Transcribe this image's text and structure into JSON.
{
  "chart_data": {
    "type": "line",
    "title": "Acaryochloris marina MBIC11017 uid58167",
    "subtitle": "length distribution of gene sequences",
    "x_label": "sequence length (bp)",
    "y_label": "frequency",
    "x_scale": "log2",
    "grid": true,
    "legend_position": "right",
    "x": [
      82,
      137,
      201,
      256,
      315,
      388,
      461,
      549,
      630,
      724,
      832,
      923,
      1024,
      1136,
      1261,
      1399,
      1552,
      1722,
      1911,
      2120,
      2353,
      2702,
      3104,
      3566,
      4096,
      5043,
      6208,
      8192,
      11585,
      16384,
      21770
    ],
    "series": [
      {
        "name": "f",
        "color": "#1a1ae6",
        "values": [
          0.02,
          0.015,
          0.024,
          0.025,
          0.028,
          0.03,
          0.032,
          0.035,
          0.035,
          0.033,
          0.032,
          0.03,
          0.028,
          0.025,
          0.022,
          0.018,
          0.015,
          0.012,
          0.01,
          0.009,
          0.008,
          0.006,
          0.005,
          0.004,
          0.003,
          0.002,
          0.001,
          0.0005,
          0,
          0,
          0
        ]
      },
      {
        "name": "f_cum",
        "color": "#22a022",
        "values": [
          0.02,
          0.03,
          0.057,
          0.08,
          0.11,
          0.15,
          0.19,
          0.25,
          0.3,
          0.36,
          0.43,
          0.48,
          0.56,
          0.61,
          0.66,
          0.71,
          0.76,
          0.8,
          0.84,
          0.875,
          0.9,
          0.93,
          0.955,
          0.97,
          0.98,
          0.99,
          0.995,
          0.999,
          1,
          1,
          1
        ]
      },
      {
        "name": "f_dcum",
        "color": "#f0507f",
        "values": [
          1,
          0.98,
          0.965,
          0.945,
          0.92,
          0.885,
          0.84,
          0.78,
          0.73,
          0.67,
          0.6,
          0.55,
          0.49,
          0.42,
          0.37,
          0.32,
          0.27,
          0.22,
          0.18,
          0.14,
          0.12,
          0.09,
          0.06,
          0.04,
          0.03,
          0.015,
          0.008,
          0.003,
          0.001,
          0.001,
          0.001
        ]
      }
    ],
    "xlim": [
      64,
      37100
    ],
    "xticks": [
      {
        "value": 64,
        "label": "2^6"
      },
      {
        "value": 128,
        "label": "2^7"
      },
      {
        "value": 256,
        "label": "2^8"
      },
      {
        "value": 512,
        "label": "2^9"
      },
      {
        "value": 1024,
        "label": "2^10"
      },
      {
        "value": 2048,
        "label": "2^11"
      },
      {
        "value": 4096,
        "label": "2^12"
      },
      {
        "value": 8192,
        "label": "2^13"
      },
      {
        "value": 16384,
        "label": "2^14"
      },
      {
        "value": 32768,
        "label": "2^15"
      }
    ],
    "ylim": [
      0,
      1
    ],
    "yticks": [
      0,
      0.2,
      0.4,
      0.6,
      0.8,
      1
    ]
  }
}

━━━━━━

- Problem to solve -
Each entry is to be written out exactly as it was given.

- Written solution -
Transcribe this image's text and structure into JSON.
{
  "chart_data": {
    "type": "line",
    "title": "Acaryochloris marina MBIC11017 uid58167",
    "subtitle": "length distribution of gene sequences",
    "x_label": "sequence length (bp)",
    "y_label": "frequency",
    "x_scale": "log2",
    "grid": true,
    "legend_position": "right",
    "x": [
      82,
      137,
      201,
      256,
      315,
      388,
      461,
      549,
      630,
      724,
      832,
      923,
      1024,
      1136,
      1261,
      1399,
      1552,
      1722,
      1911,
      2120,
      2353,
      2702,
      3104,
      3566,
      4096,
      5043,
      6208,
      8192,
      11585,
      16384,
      21770
    ],
    "series": [
      {
        "name": "f",
        "color": "#1a1ae6",
        "values": [
          0.02,
          0.015,
          0.024,
          0.025,
          0.028,
          0.03,
          0.032,
          0.035,
          0.035,
          0.033,
          0.032,
          0.03,
          0.028,
          0.025,
          0.022,
          0.018,
          0.015,
          0.012,
          0.01,
          0.009,
          0.008,
          0.006,
          0.005,
          0.004,
          0.003,
          0.002,
          0.001,
          0.0005,
          0,
          0,
          0
        ]
      },
      {
        "name": "f_cum",
        "color": "#22a022",
        "values": [
          0.02,
          0.03,
          0.057,
          0.08,
          0.11,
          0.15,
          0.19,
          0.25,
          0.3,
          0.36,
          0.43,
          0.48,
          0.56,
          0.61,
          0.66,
          0.71,
          0.76,
          0.8,
          0.84,
          0.875,
          0.9,
          0.93,
          0.955,
          0.97,
          0.98,
          0.99,
          0.995,
          0.999,
          1,
          1,
          1
        ]
      },
      {
        "name": "f_dcum",
        "color": "#f0507f",
        "values": [
          1,
          0.98,
          0.965,
          0.945,
          0.92,
          0.885,
          0.84,
          0.78,
          0.73,
          0.67,
          0.6,
          0.55,
          0.49,
          0.42,
          0.37,
          0.32,
          0.27,
          0.22,
          0.18,
          0.14,
          0.12,
          0.09,
          0.06,
          0.04,
          0.03,
          0.015,
          0.008,
          0.003,
          0.001,
          0.001,
          0.001
        ]
      }
    ],
    "xlim": [
      64,
      37100
    ],
    "xticks": [
      {
        "value": 64,
        "label": "2^6"
      },
      {
        "value": 128,
        "label": "2^7"
      },
      {
        "value": 256,
        "label": "2^8"
      },
      {
        "value": 512,
        "label": "2^9"
      },
      {
        "value": 1024,
        "label": "2^10"
      },
      {
        "value": 2048,
        "label": "2^11"
      },
      {
        "value": 4096,
        "label": "2^12"
      },
      {
        "value": 8192,
        "label": "2^13"
      },
      {
        "value": 16384,
        "label": "2^14"
      },
      {
        "value": 32768,
        "label": "2^15"
      }
    ],
    "ylim": [
      0,
      1
    ],
    "yticks": [
      0,
      0.2,
      0.4,
      0.6,
      0.8,
      1
    ]
  }
}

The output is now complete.